● **Problem details**
Retype the material in full, keeping every word the same.
═════ Records for this exercise
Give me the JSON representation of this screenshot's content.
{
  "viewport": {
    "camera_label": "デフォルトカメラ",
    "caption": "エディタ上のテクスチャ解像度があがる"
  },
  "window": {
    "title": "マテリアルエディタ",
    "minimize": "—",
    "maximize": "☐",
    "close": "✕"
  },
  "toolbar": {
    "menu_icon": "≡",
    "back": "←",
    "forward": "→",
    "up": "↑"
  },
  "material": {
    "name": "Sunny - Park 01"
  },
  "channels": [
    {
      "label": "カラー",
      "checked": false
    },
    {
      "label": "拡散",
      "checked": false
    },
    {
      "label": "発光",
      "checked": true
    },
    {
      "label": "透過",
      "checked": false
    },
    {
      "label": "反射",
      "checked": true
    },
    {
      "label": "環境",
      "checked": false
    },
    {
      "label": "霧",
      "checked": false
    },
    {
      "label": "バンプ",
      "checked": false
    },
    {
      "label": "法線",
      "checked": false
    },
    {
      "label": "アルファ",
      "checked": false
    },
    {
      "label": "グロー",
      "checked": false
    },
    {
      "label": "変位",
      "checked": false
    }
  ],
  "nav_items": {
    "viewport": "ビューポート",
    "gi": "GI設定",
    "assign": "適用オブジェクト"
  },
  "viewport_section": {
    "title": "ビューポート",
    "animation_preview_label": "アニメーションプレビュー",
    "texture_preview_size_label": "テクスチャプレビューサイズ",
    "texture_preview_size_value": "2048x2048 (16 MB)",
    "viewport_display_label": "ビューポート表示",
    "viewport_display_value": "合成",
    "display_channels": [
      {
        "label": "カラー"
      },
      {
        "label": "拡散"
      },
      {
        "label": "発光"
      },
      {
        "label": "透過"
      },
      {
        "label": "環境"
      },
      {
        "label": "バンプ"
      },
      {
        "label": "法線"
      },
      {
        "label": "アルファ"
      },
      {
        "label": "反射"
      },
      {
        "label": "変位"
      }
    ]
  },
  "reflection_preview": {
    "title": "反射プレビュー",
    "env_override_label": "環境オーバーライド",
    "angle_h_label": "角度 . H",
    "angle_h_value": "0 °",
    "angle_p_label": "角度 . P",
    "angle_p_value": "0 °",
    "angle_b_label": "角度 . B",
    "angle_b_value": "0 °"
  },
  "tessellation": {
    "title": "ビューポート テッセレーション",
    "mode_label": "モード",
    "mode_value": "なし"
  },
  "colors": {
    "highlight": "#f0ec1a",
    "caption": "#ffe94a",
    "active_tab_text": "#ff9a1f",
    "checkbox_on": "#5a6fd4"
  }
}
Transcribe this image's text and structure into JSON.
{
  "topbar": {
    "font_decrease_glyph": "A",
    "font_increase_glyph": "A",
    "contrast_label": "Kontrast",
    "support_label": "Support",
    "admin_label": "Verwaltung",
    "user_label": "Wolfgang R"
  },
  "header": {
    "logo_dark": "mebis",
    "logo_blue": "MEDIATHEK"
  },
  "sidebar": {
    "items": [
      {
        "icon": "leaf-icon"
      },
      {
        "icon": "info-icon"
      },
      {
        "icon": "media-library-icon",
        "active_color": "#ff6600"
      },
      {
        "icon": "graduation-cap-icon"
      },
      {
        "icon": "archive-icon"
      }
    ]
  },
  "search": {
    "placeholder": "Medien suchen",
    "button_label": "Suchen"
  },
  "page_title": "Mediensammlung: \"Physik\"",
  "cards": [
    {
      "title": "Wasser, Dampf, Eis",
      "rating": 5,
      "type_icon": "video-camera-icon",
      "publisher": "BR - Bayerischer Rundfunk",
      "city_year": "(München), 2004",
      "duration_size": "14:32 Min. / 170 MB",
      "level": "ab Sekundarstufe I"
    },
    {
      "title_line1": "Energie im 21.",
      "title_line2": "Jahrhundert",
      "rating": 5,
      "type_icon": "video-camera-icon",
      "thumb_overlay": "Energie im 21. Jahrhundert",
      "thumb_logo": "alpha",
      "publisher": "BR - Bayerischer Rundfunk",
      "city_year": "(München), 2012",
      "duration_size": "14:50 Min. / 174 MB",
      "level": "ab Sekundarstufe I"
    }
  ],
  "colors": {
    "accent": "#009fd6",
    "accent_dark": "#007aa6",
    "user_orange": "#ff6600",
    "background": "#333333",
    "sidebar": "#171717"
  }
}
══════════
● **Response to the task**
Give me the JSON representation of this screenshot's content.
{
  "viewport": {
    "camera_label": "デフォルトカメラ",
    "caption": "エディタ上のテクスチャ解像度があがる"
  },
  "window": {
    "title": "マテリアルエディタ",
    "minimize": "—",
    "maximize": "☐",
    "close": "✕"
  },
  "toolbar": {
    "menu_icon": "≡",
    "back": "←",
    "forward": "→",
    "up": "↑"
  },
  "material": {
    "name": "Sunny - Park 01"
  },
  "channels": [
    {
      "label": "カラー",
      "checked": false
    },
    {
      "label": "拡散",
      "checked": false
    },
    {
      "label": "発光",
      "checked": true
    },
    {
      "label": "透過",
      "checked": false
    },
    {
      "label": "反射",
      "checked": true
    },
    {
      "label": "環境",
      "checked": false
    },
    {
      "label": "霧",
      "checked": false
    },
    {
      "label": "バンプ",
      "checked": false
    },
    {
      "label": "法線",
      "checked": false
    },
    {
      "label": "アルファ",
      "checked": false
    },
    {
      "label": "グロー",
      "checked": false
    },
    {
      "label": "変位",
      "checked": false
    }
  ],
  "nav_items": {
    "viewport": "ビューポート",
    "gi": "GI設定",
    "assign": "適用オブジェクト"
  },
  "viewport_section": {
    "title": "ビューポート",
    "animation_preview_label": "アニメーションプレビュー",
    "texture_preview_size_label": "テクスチャプレビューサイズ",
    "texture_preview_size_value": "2048x2048 (16 MB)",
    "viewport_display_label": "ビューポート表示",
    "viewport_display_value": "合成",
    "display_channels": [
      {
        "label": "カラー"
      },
      {
        "label": "拡散"
      },
      {
        "label": "発光"
      },
      {
        "label": "透過"
      },
      {
        "label": "環境"
      },
      {
        "label": "バンプ"
      },
      {
        "label": "法線"
      },
      {
        "label": "アルファ"
      },
      {
        "label": "反射"
      },
      {
        "label": "変位"
      }
    ]
  },
  "reflection_preview": {
    "title": "反射プレビュー",
    "env_override_label": "環境オーバーライド",
    "angle_h_label": "角度 . H",
    "angle_h_value": "0 °",
    "angle_p_label": "角度 . P",
    "angle_p_value": "0 °",
    "angle_b_label": "角度 . B",
    "angle_b_value": "0 °"
  },
  "tessellation": {
    "title": "ビューポート テッセレーション",
    "mode_label": "モード",
    "mode_value": "なし"
  },
  "colors": {
    "highlight": "#f0ec1a",
    "caption": "#ffe94a",
    "active_tab_text": "#ff9a1f",
    "checkbox_on": "#5a6fd4"
  }
}
Transcribe this image's text and structure into JSON.
{
  "topbar": {
    "font_decrease_glyph": "A",
    "font_increase_glyph": "A",
    "contrast_label": "Kontrast",
    "support_label": "Support",
    "admin_label": "Verwaltung",
    "user_label": "Wolfgang R"
  },
  "header": {
    "logo_dark": "mebis",
    "logo_blue": "MEDIATHEK"
  },
  "sidebar": {
    "items": [
      {
        "icon": "leaf-icon"
      },
      {
        "icon": "info-icon"
      },
      {
        "icon": "media-library-icon",
        "active_color": "#ff6600"
      },
      {
        "icon": "graduation-cap-icon"
      },
      {
        "icon": "archive-icon"
      }
    ]
  },
  "search": {
    "placeholder": "Medien suchen",
    "button_label": "Suchen"
  },
  "page_title": "Mediensammlung: \"Physik\"",
  "cards": [
    {
      "title": "Wasser, Dampf, Eis",
      "rating": 5,
      "type_icon": "video-camera-icon",
      "publisher": "BR - Bayerischer Rundfunk",
      "city_year": "(München), 2004",
      "duration_size": "14:32 Min. / 170 MB",
      "level": "ab Sekundarstufe I"
    },
    {
      "title_line1": "Energie im 21.",
      "title_line2": "Jahrhundert",
      "rating": 5,
      "type_icon": "video-camera-icon",
      "thumb_overlay": "Energie im 21. Jahrhundert",
      "thumb_logo": "alpha",
      "publisher": "BR - Bayerischer Rundfunk",
      "city_year": "(München), 2012",
      "duration_size": "14:50 Min. / 174 MB",
      "level": "ab Sekundarstufe I"
    }
  ],
  "colors": {
    "accent": "#009fd6",
    "accent_dark": "#007aa6",
    "user_orange": "#ff6600",
    "background": "#333333",
    "sidebar": "#171717"
  }
}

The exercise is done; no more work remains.